### Exercise
Reproduce every line of the listing as written, apart from the pictures.

### Data for this exercise

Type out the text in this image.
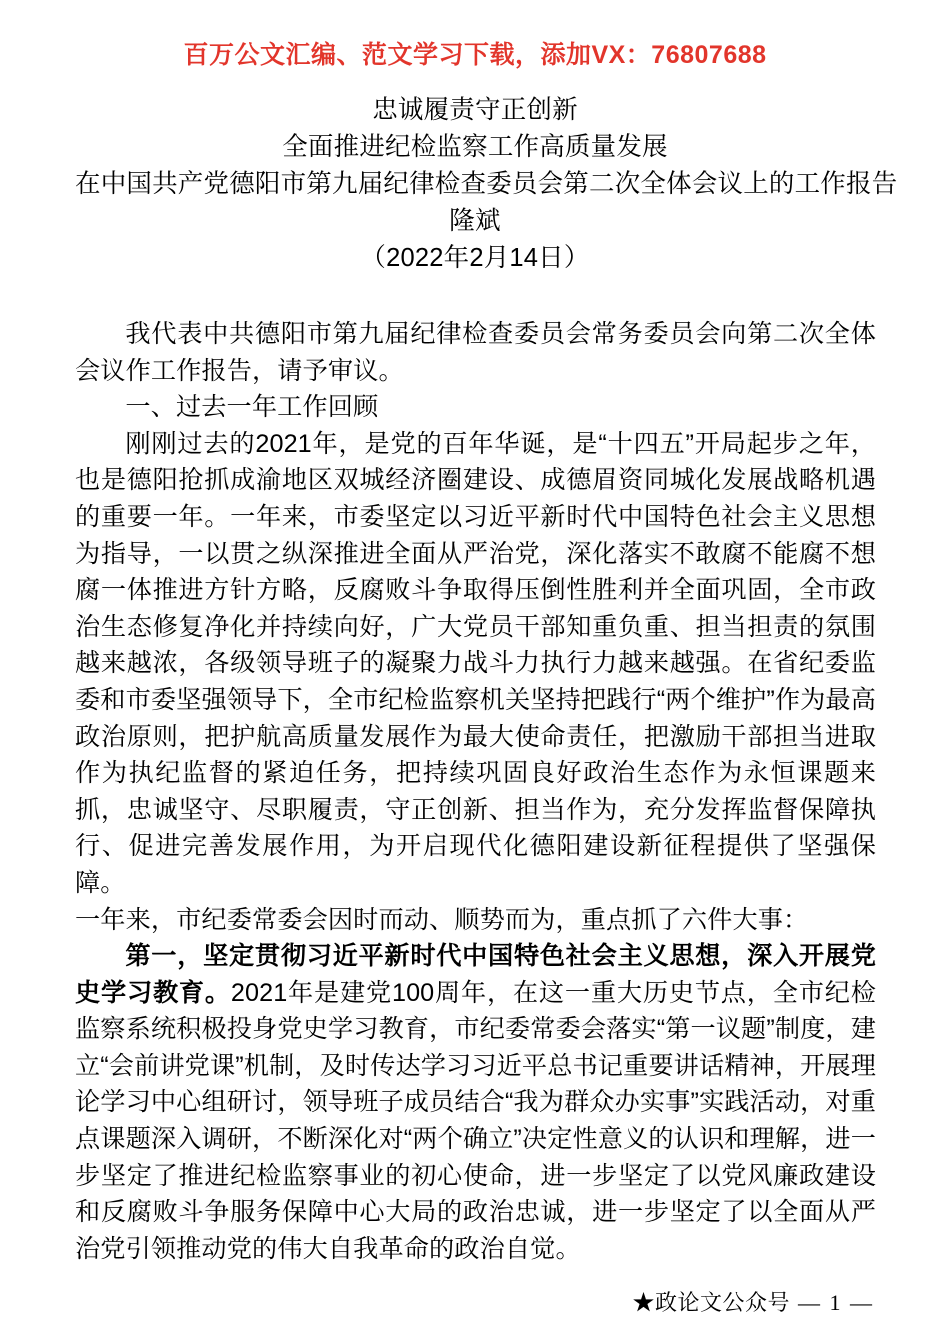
百万公文汇编、范文学习下载，添加VX：76807688
忠诚履责守正创新
全面推进纪检监察工作高质量发展
在中国共产党德阳市第九届纪律检查委员会第二次全体会议上的工作报告
隆斌
（2022年2月14日）

我代表中共德阳市第九届纪律检查委员会常务委员会向第二次全体会议作工作报告，请予审议。

一、过去一年工作回顾

刚刚过去的2021年，是党的百年华诞，是“十四五”开局起步之年，也是德阳抢抓成渝地区双城经济圈建设、成德眉资同城化发展战略机遇的重要一年。一年来，市委坚定以习近平新时代中国特色社会主义思想为指导，一以贯之纵深推进全面从严治党，深化落实不敢腐不能腐不想腐一体推进方针方略，反腐败斗争取得压倒性胜利并全面巩固，全市政治生态修复净化并持续向好，广大党员干部知重负重、担当担责的氛围越来越浓，各级领导班子的凝聚力战斗力执行力越来越强。在省纪委监委和市委坚强领导下，全市纪检监察机关坚持把践行“两个维护”作为最高政治原则，把护航高质量发展作为最大使命责任，把激励干部担当进取作为执纪监督的紧迫任务，把持续巩固良好政治生态作为永恒课题来抓，忠诚坚守、尽职履责，守正创新、担当作为，充分发挥监督保障执行、促进完善发展作用，为开启现代化德阳建设新征程提供了坚强保障。

一年来，市纪委常委会因时而动、顺势而为，重点抓了六件大事：

第一，坚定贯彻习近平新时代中国特色社会主义思想，深入开展党史学习教育。2021年是建党100周年，在这一重大历史节点，全市纪检监察系统积极投身党史学习教育，市纪委常委会落实“第一议题”制度，建立“会前讲党课”机制，及时传达学习习近平总书记重要讲话精神，开展理论学习中心组研讨，领导班子成员结合“我为群众办实事”实践活动，对重点课题深入调研，不断深化对“两个确立”决定性意义的认识和理解，进一步坚定了推进纪检监察事业的初心使命，进一步坚定了以党风廉政建设和反腐败斗争服务保障中心大局的政治忠诚，进一步坚定了以全面从严治党引领推动党的伟大自我革命的政治自觉。

★政论文公众号 — 1 —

### Output for this task
Type out the text in this image.
百万公文汇编、范文学习下载，添加VX：76807688
忠诚履责守正创新
全面推进纪检监察工作高质量发展
在中国共产党德阳市第九届纪律检查委员会第二次全体会议上的工作报告
隆斌
（2022年2月14日）

我代表中共德阳市第九届纪律检查委员会常务委员会向第二次全体会议作工作报告，请予审议。

一、过去一年工作回顾

刚刚过去的2021年，是党的百年华诞，是“十四五”开局起步之年，也是德阳抢抓成渝地区双城经济圈建设、成德眉资同城化发展战略机遇的重要一年。一年来，市委坚定以习近平新时代中国特色社会主义思想为指导，一以贯之纵深推进全面从严治党，深化落实不敢腐不能腐不想腐一体推进方针方略，反腐败斗争取得压倒性胜利并全面巩固，全市政治生态修复净化并持续向好，广大党员干部知重负重、担当担责的氛围越来越浓，各级领导班子的凝聚力战斗力执行力越来越强。在省纪委监委和市委坚强领导下，全市纪检监察机关坚持把践行“两个维护”作为最高政治原则，把护航高质量发展作为最大使命责任，把激励干部担当进取作为执纪监督的紧迫任务，把持续巩固良好政治生态作为永恒课题来抓，忠诚坚守、尽职履责，守正创新、担当作为，充分发挥监督保障执行、促进完善发展作用，为开启现代化德阳建设新征程提供了坚强保障。

一年来，市纪委常委会因时而动、顺势而为，重点抓了六件大事：

第一，坚定贯彻习近平新时代中国特色社会主义思想，深入开展党史学习教育。2021年是建党100周年，在这一重大历史节点，全市纪检监察系统积极投身党史学习教育，市纪委常委会落实“第一议题”制度，建立“会前讲党课”机制，及时传达学习习近平总书记重要讲话精神，开展理论学习中心组研讨，领导班子成员结合“我为群众办实事”实践活动，对重点课题深入调研，不断深化对“两个确立”决定性意义的认识和理解，进一步坚定了推进纪检监察事业的初心使命，进一步坚定了以党风廉政建设和反腐败斗争服务保障中心大局的政治忠诚，进一步坚定了以全面从严治党引领推动党的伟大自我革命的政治自觉。

★政论文公众号 — 1 —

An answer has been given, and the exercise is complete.